Directions for this task:
Select the lines that hold the word "METEOGIORNALE" and copy each one.

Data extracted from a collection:
-- Start --
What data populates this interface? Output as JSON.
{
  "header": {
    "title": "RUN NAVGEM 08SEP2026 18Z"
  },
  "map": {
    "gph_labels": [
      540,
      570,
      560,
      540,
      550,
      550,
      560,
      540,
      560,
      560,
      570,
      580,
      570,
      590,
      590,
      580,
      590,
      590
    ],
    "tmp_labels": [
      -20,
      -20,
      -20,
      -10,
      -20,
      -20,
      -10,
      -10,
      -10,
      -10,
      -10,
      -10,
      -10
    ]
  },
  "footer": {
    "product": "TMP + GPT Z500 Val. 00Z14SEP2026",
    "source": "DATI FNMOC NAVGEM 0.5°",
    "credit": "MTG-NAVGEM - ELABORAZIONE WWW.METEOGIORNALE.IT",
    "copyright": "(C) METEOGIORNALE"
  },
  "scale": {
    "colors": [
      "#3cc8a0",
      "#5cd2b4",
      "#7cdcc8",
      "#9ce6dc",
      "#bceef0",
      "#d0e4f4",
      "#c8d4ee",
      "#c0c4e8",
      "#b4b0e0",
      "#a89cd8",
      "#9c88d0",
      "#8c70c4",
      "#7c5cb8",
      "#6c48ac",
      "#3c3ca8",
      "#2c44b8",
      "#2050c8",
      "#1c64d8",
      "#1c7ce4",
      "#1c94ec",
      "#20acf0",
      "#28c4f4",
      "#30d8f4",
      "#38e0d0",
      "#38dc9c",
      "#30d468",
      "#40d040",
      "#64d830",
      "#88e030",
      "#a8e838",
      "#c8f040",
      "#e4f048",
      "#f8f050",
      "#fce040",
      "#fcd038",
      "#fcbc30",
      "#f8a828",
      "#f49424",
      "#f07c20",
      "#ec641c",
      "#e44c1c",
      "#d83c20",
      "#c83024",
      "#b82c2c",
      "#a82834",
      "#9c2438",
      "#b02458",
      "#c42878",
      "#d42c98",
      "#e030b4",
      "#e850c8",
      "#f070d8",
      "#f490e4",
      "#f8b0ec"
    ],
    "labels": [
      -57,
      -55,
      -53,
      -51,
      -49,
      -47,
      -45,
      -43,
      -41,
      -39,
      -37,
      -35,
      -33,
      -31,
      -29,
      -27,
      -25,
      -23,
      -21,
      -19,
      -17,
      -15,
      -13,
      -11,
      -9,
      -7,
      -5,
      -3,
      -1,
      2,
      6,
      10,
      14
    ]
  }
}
-- End --
Answer to the task:
    "credit": "MTG-NAVGEM - ELABORAZIONE WWW.METEOGIORNALE.IT",
    "copyright": "(C) METEOGIORNALE"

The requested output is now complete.